■ THE REQUEST
Each line should be copied exactly.

■ DATA FOR PROCESSING
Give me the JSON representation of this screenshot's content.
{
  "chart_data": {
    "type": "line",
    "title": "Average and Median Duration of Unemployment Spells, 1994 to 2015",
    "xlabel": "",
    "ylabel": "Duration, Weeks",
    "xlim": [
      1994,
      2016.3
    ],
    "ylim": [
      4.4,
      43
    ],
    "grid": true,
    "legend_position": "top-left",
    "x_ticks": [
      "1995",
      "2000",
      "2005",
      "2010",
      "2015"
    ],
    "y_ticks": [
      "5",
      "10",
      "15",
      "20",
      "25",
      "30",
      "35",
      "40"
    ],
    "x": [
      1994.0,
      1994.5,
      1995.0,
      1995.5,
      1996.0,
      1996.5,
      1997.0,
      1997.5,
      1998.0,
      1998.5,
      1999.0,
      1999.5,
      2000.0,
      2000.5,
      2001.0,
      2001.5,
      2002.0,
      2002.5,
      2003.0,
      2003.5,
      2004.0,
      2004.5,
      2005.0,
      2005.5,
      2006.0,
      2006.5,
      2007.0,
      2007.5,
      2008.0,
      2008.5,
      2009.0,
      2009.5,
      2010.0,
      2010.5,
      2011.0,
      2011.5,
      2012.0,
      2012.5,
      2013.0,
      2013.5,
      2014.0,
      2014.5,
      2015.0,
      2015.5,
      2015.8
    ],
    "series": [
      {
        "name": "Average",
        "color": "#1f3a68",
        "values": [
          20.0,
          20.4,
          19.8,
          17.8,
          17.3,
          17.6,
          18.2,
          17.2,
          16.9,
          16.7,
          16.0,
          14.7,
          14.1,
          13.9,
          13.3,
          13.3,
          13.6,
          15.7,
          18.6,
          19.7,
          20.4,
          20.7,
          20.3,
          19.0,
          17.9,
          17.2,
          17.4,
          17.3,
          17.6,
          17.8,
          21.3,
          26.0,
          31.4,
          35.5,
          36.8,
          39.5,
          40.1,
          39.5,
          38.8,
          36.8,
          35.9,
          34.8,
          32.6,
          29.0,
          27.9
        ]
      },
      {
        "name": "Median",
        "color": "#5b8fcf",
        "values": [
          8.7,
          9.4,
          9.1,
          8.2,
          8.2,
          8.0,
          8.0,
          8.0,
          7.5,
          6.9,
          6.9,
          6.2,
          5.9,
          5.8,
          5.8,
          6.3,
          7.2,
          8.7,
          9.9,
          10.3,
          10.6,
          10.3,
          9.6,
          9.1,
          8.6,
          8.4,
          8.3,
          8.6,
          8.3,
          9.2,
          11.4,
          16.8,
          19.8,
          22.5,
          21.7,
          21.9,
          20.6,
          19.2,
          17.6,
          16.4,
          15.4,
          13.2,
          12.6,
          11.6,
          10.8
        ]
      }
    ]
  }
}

■ ANSWER TO THIS PROBLEM
Give me the JSON representation of this screenshot's content.
{
  "chart_data": {
    "type": "line",
    "title": "Average and Median Duration of Unemployment Spells, 1994 to 2015",
    "xlabel": "",
    "ylabel": "Duration, Weeks",
    "xlim": [
      1994,
      2016.3
    ],
    "ylim": [
      4.4,
      43
    ],
    "grid": true,
    "legend_position": "top-left",
    "x_ticks": [
      "1995",
      "2000",
      "2005",
      "2010",
      "2015"
    ],
    "y_ticks": [
      "5",
      "10",
      "15",
      "20",
      "25",
      "30",
      "35",
      "40"
    ],
    "x": [
      1994.0,
      1994.5,
      1995.0,
      1995.5,
      1996.0,
      1996.5,
      1997.0,
      1997.5,
      1998.0,
      1998.5,
      1999.0,
      1999.5,
      2000.0,
      2000.5,
      2001.0,
      2001.5,
      2002.0,
      2002.5,
      2003.0,
      2003.5,
      2004.0,
      2004.5,
      2005.0,
      2005.5,
      2006.0,
      2006.5,
      2007.0,
      2007.5,
      2008.0,
      2008.5,
      2009.0,
      2009.5,
      2010.0,
      2010.5,
      2011.0,
      2011.5,
      2012.0,
      2012.5,
      2013.0,
      2013.5,
      2014.0,
      2014.5,
      2015.0,
      2015.5,
      2015.8
    ],
    "series": [
      {
        "name": "Average",
        "color": "#1f3a68",
        "values": [
          20.0,
          20.4,
          19.8,
          17.8,
          17.3,
          17.6,
          18.2,
          17.2,
          16.9,
          16.7,
          16.0,
          14.7,
          14.1,
          13.9,
          13.3,
          13.3,
          13.6,
          15.7,
          18.6,
          19.7,
          20.4,
          20.7,
          20.3,
          19.0,
          17.9,
          17.2,
          17.4,
          17.3,
          17.6,
          17.8,
          21.3,
          26.0,
          31.4,
          35.5,
          36.8,
          39.5,
          40.1,
          39.5,
          38.8,
          36.8,
          35.9,
          34.8,
          32.6,
          29.0,
          27.9
        ]
      },
      {
        "name": "Median",
        "color": "#5b8fcf",
        "values": [
          8.7,
          9.4,
          9.1,
          8.2,
          8.2,
          8.0,
          8.0,
          8.0,
          7.5,
          6.9,
          6.9,
          6.2,
          5.9,
          5.8,
          5.8,
          6.3,
          7.2,
          8.7,
          9.9,
          10.3,
          10.6,
          10.3,
          9.6,
          9.1,
          8.6,
          8.4,
          8.3,
          8.6,
          8.3,
          9.2,
          11.4,
          16.8,
          19.8,
          22.5,
          21.7,
          21.9,
          20.6,
          19.2,
          17.6,
          16.4,
          15.4,
          13.2,
          12.6,
          11.6,
          10.8
        ]
      }
    ]
  }
}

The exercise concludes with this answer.